» Short problem
Reproduce every entry exactly.

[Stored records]

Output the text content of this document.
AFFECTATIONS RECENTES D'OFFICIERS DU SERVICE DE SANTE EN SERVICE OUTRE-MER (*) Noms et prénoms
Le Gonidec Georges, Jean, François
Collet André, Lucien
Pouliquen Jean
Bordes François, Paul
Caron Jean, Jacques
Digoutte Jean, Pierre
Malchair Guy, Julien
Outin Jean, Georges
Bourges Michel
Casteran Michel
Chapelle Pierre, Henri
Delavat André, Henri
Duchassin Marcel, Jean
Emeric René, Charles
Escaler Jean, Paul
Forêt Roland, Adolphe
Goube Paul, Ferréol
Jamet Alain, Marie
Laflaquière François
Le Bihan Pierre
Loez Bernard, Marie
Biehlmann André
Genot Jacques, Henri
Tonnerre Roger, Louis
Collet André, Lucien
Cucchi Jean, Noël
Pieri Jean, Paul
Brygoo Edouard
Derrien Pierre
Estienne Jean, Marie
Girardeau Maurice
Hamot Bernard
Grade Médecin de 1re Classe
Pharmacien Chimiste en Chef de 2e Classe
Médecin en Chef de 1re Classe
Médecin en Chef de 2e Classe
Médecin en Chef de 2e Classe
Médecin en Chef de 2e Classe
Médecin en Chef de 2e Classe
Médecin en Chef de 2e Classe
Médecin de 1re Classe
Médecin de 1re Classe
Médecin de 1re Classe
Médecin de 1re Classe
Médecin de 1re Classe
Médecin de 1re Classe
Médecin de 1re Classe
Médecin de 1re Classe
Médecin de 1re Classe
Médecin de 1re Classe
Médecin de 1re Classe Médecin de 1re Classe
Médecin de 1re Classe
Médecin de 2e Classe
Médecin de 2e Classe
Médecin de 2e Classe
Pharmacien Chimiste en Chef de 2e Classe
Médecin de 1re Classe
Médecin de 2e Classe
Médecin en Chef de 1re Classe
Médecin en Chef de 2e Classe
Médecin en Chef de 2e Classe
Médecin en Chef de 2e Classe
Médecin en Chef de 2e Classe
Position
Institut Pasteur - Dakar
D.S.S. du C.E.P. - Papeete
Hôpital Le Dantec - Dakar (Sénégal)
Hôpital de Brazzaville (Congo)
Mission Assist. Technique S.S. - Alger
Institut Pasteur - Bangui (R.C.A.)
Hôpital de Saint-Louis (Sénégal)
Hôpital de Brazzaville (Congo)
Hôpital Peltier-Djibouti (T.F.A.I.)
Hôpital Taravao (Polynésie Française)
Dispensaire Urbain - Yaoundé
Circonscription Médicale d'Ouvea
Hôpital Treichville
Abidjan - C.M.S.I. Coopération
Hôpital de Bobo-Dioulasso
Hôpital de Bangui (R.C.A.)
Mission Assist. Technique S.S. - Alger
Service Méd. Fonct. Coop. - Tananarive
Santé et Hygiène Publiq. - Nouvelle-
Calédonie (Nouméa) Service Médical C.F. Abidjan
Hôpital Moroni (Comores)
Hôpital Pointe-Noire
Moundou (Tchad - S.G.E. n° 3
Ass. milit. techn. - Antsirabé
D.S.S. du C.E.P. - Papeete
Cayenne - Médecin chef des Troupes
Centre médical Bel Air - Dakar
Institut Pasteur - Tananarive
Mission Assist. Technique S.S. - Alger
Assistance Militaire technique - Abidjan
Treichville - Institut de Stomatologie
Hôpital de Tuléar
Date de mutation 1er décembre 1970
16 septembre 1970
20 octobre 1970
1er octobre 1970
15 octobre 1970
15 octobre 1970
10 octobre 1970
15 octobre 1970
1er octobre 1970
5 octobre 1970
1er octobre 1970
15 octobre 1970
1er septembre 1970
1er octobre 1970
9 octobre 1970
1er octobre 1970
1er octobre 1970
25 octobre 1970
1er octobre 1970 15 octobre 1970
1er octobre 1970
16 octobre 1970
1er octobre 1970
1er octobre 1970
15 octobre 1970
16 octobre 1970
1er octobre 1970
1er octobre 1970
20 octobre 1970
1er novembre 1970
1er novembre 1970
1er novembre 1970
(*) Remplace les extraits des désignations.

» Written response
Output the text content of this document.
AFFECTATIONS RECENTES D'OFFICIERS DU SERVICE DE SANTE EN SERVICE OUTRE-MER (*) Noms et prénoms
Le Gonidec Georges, Jean, François
Collet André, Lucien
Pouliquen Jean
Bordes François, Paul
Caron Jean, Jacques
Digoutte Jean, Pierre
Malchair Guy, Julien
Outin Jean, Georges
Bourges Michel
Casteran Michel
Chapelle Pierre, Henri
Delavat André, Henri
Duchassin Marcel, Jean
Emeric René, Charles
Escaler Jean, Paul
Forêt Roland, Adolphe
Goube Paul, Ferréol
Jamet Alain, Marie
Laflaquière François
Le Bihan Pierre
Loez Bernard, Marie
Biehlmann André
Genot Jacques, Henri
Tonnerre Roger, Louis
Collet André, Lucien
Cucchi Jean, Noël
Pieri Jean, Paul
Brygoo Edouard
Derrien Pierre
Estienne Jean, Marie
Girardeau Maurice
Hamot Bernard
Grade Médecin de 1re Classe
Pharmacien Chimiste en Chef de 2e Classe
Médecin en Chef de 1re Classe
Médecin en Chef de 2e Classe
Médecin en Chef de 2e Classe
Médecin en Chef de 2e Classe
Médecin en Chef de 2e Classe
Médecin en Chef de 2e Classe
Médecin de 1re Classe
Médecin de 1re Classe
Médecin de 1re Classe
Médecin de 1re Classe
Médecin de 1re Classe
Médecin de 1re Classe
Médecin de 1re Classe
Médecin de 1re Classe
Médecin de 1re Classe
Médecin de 1re Classe
Médecin de 1re Classe Médecin de 1re Classe
Médecin de 1re Classe
Médecin de 2e Classe
Médecin de 2e Classe
Médecin de 2e Classe
Pharmacien Chimiste en Chef de 2e Classe
Médecin de 1re Classe
Médecin de 2e Classe
Médecin en Chef de 1re Classe
Médecin en Chef de 2e Classe
Médecin en Chef de 2e Classe
Médecin en Chef de 2e Classe
Médecin en Chef de 2e Classe
Position
Institut Pasteur - Dakar
D.S.S. du C.E.P. - Papeete
Hôpital Le Dantec - Dakar (Sénégal)
Hôpital de Brazzaville (Congo)
Mission Assist. Technique S.S. - Alger
Institut Pasteur - Bangui (R.C.A.)
Hôpital de Saint-Louis (Sénégal)
Hôpital de Brazzaville (Congo)
Hôpital Peltier-Djibouti (T.F.A.I.)
Hôpital Taravao (Polynésie Française)
Dispensaire Urbain - Yaoundé
Circonscription Médicale d'Ouvea
Hôpital Treichville
Abidjan - C.M.S.I. Coopération
Hôpital de Bobo-Dioulasso
Hôpital de Bangui (R.C.A.)
Mission Assist. Technique S.S. - Alger
Service Méd. Fonct. Coop. - Tananarive
Santé et Hygiène Publiq. - Nouvelle-
Calédonie (Nouméa) Service Médical C.F. Abidjan
Hôpital Moroni (Comores)
Hôpital Pointe-Noire
Moundou (Tchad - S.G.E. n° 3
Ass. milit. techn. - Antsirabé
D.S.S. du C.E.P. - Papeete
Cayenne - Médecin chef des Troupes
Centre médical Bel Air - Dakar
Institut Pasteur - Tananarive
Mission Assist. Technique S.S. - Alger
Assistance Militaire technique - Abidjan
Treichville - Institut de Stomatologie
Hôpital de Tuléar
Date de mutation 1er décembre 1970
16 septembre 1970
20 octobre 1970
1er octobre 1970
15 octobre 1970
15 octobre 1970
10 octobre 1970
15 octobre 1970
1er octobre 1970
5 octobre 1970
1er octobre 1970
15 octobre 1970
1er septembre 1970
1er octobre 1970
9 octobre 1970
1er octobre 1970
1er octobre 1970
25 octobre 1970
1er octobre 1970 15 octobre 1970
1er octobre 1970
16 octobre 1970
1er octobre 1970
1er octobre 1970
15 octobre 1970
16 octobre 1970
1er octobre 1970
1er octobre 1970
20 octobre 1970
1er novembre 1970
1er novembre 1970
1er novembre 1970
(*) Remplace les extraits des désignations.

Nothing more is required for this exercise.